_Prompt_: Filter these entries so that only lines with the word "also" remain.

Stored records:
========

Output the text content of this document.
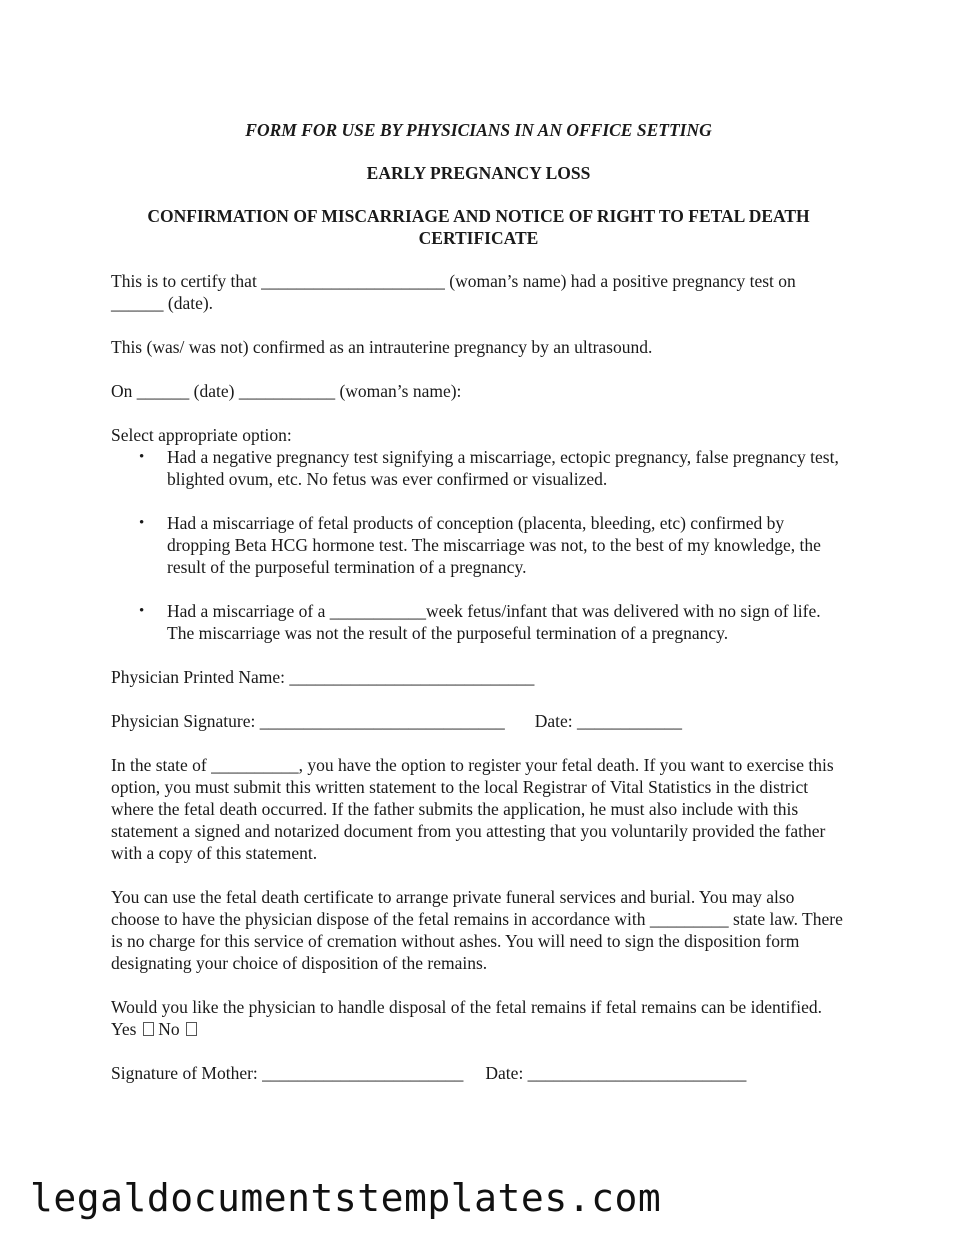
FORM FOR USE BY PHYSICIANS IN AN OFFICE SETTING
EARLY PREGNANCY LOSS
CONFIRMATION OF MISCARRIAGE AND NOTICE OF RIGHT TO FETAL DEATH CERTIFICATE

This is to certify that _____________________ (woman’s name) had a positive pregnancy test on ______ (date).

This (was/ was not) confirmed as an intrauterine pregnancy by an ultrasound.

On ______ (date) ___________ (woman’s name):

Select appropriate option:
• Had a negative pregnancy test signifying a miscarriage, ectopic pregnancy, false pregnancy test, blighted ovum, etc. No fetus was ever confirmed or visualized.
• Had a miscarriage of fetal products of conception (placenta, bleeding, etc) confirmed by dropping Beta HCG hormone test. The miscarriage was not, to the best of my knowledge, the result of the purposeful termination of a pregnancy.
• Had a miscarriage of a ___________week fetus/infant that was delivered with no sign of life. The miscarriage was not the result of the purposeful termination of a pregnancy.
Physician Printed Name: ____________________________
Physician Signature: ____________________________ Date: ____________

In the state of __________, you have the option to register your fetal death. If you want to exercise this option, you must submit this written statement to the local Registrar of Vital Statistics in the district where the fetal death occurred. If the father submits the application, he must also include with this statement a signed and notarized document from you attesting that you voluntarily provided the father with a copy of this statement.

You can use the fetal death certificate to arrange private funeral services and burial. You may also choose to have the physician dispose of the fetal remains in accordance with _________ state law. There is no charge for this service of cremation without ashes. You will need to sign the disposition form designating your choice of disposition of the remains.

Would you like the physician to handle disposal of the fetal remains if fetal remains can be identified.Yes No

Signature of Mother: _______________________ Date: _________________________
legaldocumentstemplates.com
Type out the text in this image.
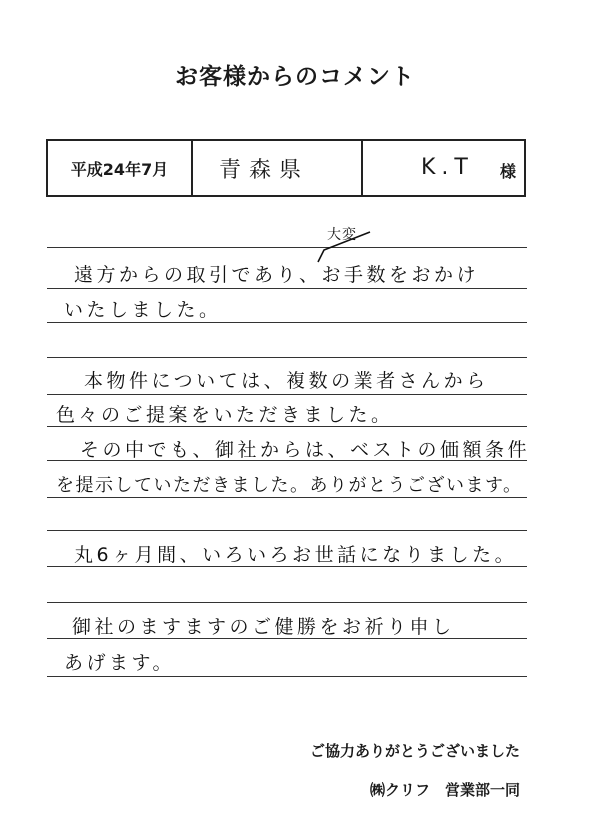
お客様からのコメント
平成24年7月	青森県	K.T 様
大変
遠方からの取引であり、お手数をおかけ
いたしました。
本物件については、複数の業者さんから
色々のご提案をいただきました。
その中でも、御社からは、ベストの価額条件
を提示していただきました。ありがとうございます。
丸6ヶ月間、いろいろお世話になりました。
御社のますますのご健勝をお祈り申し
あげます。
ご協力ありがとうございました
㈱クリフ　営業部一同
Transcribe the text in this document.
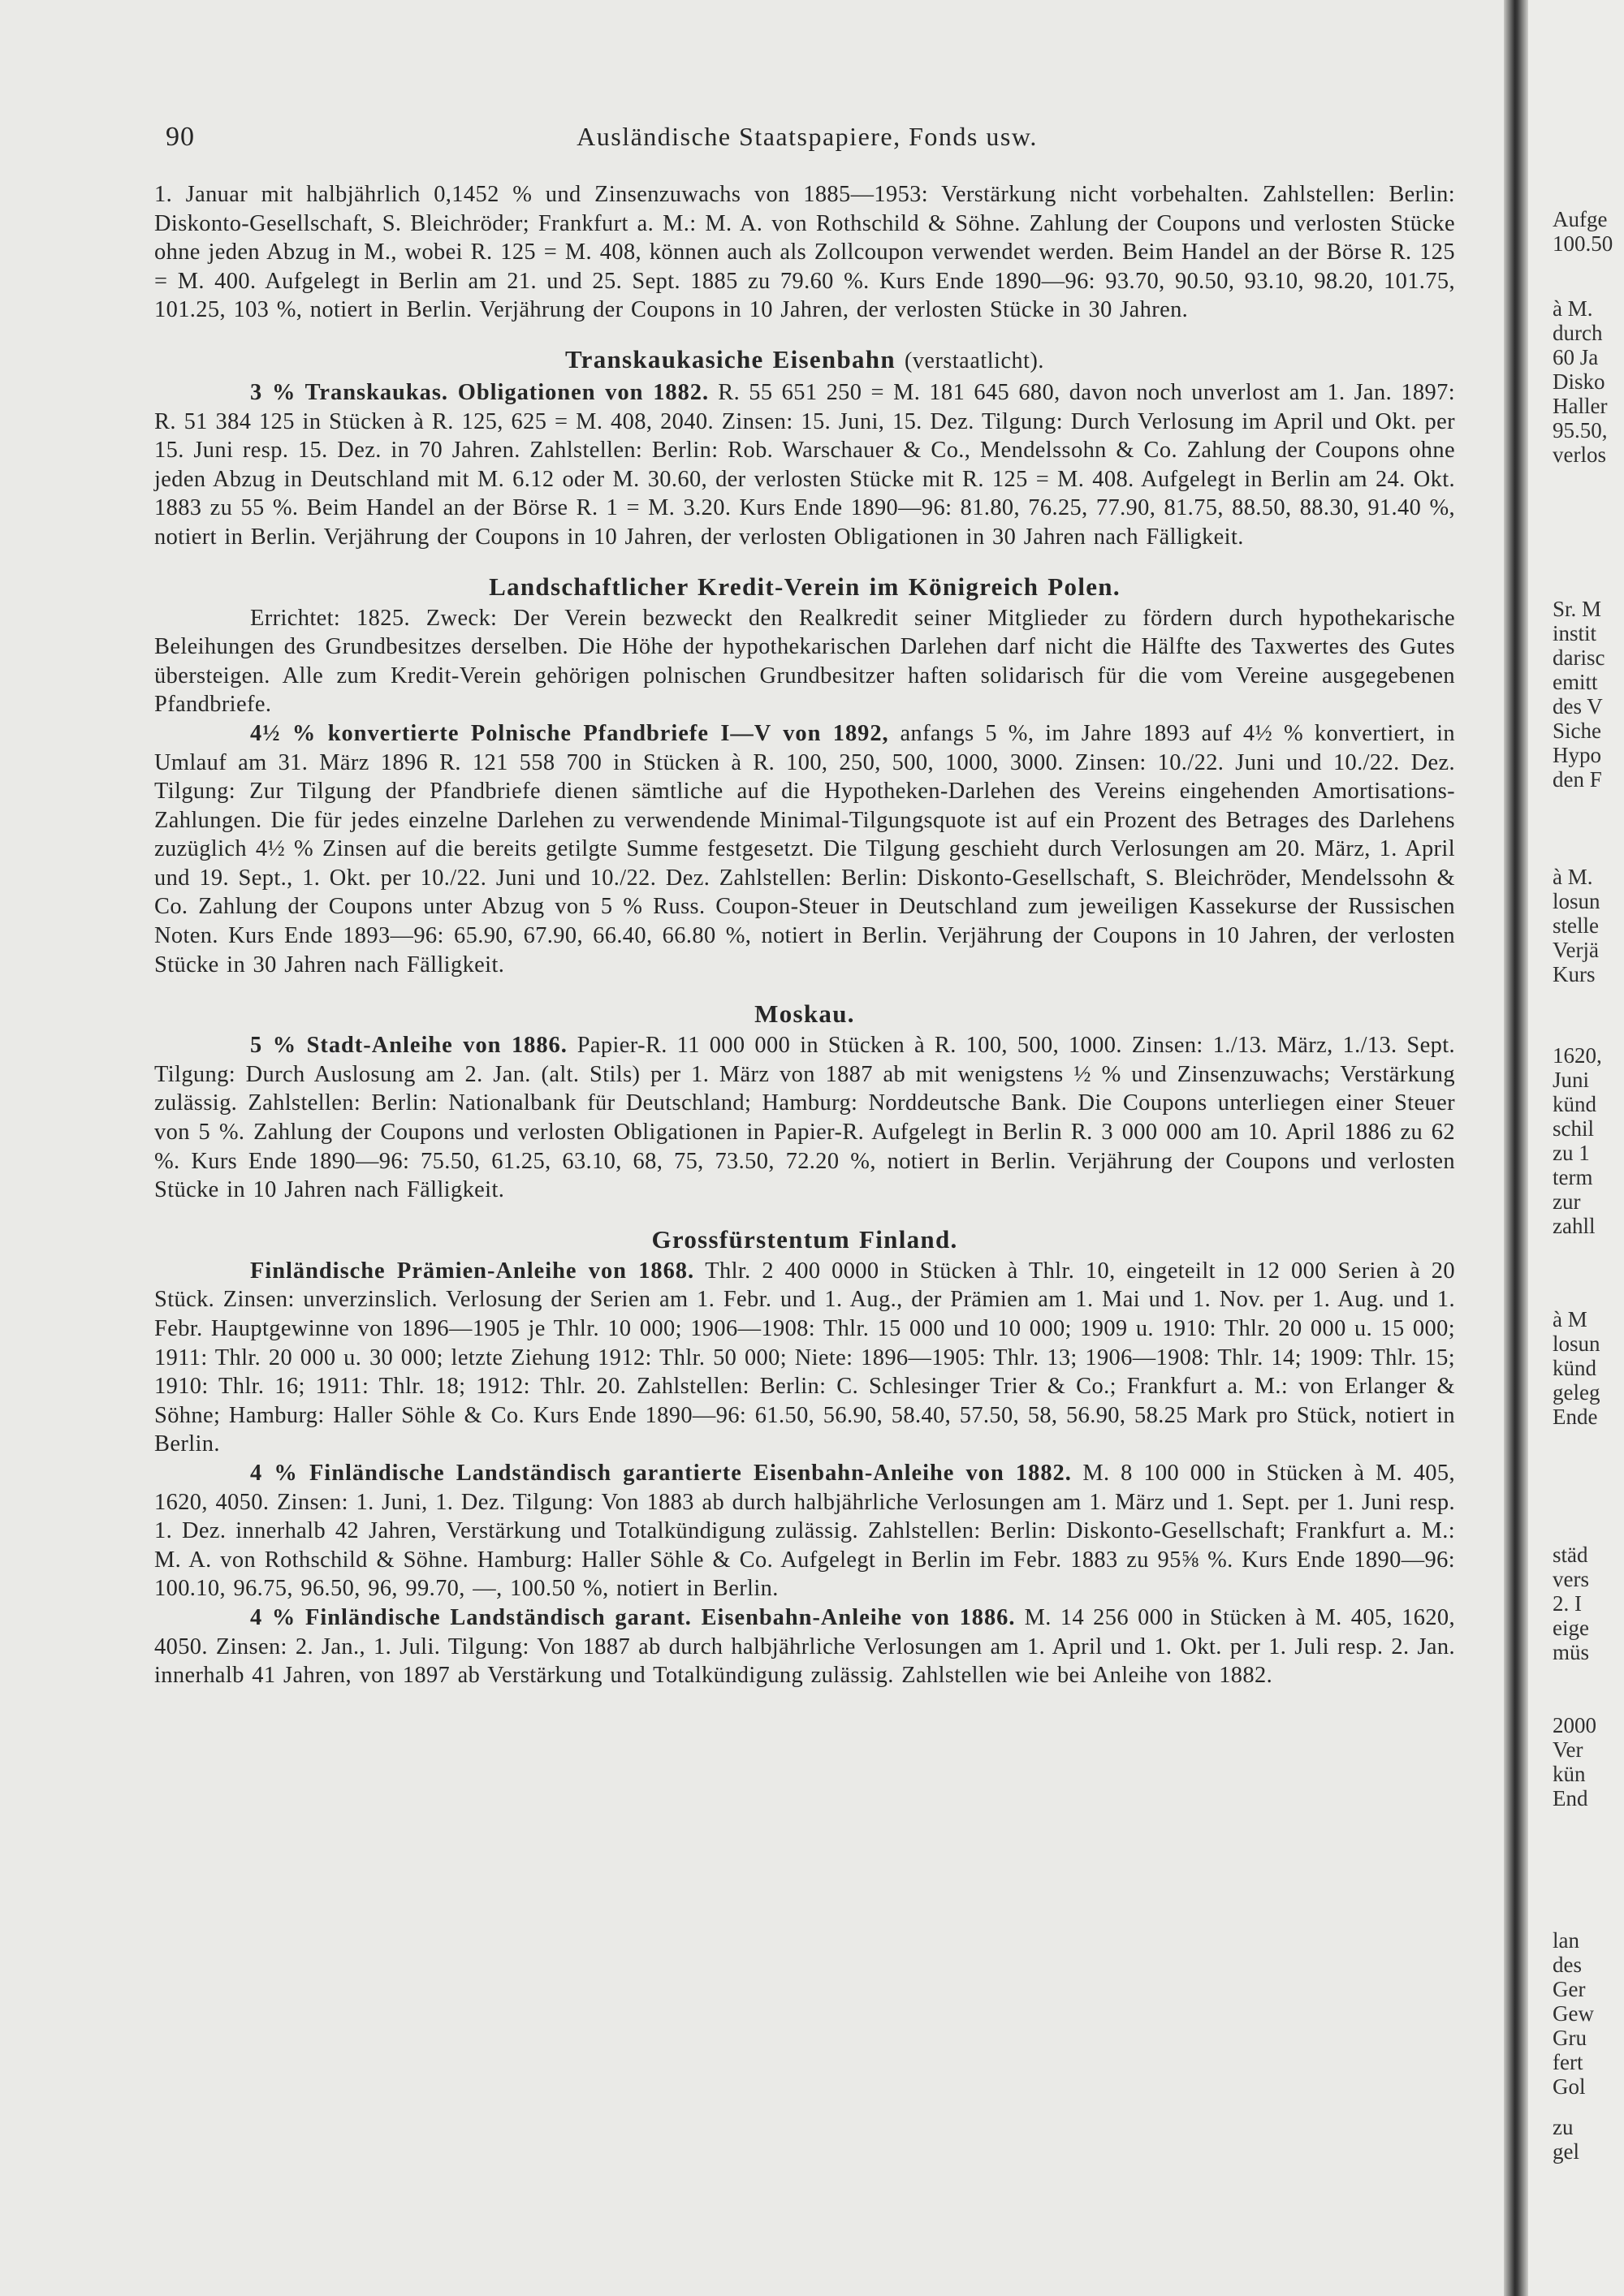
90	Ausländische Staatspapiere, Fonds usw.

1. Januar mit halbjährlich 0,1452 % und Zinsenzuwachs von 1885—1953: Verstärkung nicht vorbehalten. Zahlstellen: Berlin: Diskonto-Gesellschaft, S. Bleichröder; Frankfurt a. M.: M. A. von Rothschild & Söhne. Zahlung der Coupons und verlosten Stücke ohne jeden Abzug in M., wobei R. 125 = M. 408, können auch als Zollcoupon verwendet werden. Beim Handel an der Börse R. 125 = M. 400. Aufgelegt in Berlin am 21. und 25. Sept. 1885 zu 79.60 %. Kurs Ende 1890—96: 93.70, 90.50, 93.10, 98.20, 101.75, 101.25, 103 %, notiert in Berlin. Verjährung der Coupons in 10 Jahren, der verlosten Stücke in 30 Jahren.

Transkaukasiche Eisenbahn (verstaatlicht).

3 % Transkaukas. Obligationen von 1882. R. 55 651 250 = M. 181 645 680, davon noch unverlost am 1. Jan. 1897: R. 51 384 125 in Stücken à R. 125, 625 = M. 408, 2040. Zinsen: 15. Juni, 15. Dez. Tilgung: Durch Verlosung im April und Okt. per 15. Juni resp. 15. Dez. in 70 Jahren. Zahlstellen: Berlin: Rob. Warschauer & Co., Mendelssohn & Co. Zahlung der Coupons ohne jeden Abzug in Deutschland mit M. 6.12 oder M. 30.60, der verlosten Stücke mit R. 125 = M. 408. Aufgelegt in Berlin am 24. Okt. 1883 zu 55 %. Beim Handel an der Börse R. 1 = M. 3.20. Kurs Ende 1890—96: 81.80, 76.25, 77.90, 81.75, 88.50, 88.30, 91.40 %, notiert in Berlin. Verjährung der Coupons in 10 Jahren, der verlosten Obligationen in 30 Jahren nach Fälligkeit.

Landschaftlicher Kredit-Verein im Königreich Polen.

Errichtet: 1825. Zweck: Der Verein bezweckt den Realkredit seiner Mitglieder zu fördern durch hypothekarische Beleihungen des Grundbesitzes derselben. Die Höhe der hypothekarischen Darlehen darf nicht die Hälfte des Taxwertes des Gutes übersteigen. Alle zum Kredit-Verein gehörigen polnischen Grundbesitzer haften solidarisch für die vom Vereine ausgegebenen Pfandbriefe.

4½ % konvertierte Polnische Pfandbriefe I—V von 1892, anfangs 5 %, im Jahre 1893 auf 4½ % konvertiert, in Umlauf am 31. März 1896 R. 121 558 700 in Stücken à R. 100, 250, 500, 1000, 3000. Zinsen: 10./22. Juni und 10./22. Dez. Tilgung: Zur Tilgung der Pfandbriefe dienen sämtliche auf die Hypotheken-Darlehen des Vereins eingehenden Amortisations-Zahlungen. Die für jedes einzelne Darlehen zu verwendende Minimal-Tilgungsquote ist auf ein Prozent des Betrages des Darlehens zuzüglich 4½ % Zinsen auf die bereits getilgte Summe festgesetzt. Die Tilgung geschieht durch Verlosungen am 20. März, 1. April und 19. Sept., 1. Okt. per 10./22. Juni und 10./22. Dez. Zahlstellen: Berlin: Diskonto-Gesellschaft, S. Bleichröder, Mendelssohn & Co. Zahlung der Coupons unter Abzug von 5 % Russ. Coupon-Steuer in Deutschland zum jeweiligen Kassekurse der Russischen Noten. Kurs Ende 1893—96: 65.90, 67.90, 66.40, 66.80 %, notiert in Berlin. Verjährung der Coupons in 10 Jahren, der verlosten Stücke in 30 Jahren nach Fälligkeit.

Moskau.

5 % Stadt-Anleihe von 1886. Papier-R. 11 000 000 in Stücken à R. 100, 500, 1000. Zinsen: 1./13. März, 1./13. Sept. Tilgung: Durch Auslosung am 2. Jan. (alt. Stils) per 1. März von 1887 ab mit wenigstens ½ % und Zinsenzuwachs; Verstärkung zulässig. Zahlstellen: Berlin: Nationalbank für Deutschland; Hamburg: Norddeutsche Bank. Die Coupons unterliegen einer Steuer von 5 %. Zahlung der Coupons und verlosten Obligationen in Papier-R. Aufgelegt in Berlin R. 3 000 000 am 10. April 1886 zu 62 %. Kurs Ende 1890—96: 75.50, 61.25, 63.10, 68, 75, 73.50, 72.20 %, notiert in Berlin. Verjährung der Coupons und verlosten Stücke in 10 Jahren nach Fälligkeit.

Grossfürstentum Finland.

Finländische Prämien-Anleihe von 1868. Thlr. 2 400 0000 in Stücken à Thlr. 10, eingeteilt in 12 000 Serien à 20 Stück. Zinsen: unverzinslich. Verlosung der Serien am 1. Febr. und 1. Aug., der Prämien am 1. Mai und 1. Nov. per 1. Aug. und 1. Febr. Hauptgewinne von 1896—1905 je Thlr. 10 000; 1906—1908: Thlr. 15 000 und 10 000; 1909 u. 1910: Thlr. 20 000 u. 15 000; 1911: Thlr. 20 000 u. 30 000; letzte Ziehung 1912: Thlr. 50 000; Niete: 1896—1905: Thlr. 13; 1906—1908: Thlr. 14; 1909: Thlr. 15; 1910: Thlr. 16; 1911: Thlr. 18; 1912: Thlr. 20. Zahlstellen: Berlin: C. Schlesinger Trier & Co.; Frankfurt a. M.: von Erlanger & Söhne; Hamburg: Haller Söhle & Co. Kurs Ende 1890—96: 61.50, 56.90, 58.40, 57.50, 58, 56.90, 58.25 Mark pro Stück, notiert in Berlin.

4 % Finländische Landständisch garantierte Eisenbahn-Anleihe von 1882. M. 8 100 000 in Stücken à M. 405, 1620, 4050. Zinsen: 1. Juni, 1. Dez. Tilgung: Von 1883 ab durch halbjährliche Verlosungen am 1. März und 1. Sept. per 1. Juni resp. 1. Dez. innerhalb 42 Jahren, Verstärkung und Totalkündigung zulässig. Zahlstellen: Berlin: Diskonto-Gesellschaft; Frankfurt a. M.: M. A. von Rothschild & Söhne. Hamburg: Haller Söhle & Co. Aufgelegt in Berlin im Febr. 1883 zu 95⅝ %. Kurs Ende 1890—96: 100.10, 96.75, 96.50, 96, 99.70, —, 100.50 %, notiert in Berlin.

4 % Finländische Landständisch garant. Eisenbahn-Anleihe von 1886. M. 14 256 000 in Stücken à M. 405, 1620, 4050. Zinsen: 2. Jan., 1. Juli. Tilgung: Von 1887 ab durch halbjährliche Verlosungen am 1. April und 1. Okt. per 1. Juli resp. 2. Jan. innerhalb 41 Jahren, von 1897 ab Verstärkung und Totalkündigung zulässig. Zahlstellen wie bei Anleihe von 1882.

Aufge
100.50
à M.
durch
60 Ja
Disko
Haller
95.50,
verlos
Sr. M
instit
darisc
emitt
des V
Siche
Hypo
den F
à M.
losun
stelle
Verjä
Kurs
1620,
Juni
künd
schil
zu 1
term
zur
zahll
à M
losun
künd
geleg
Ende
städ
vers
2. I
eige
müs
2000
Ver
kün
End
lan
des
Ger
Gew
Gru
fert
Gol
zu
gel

========

_Response to this exercise_:
In the state of __________, you have the option to register your fetal death. If you want to exercise this option, you must submit this written statement to the local Registrar of Vital Statistics in the district where the fetal death occurred. If the father submits the application, he must also include with this statement a signed and notarized document from you attesting that you voluntarily provided the father with a copy of this statement.
You can use the fetal death certificate to arrange private funeral services and burial. You may also choose to have the physician dispose of the fetal remains in accordance with _________ state law. There is no charge for this service of cremation without ashes. You will need to sign the disposition form designating your choice of disposition of the remains.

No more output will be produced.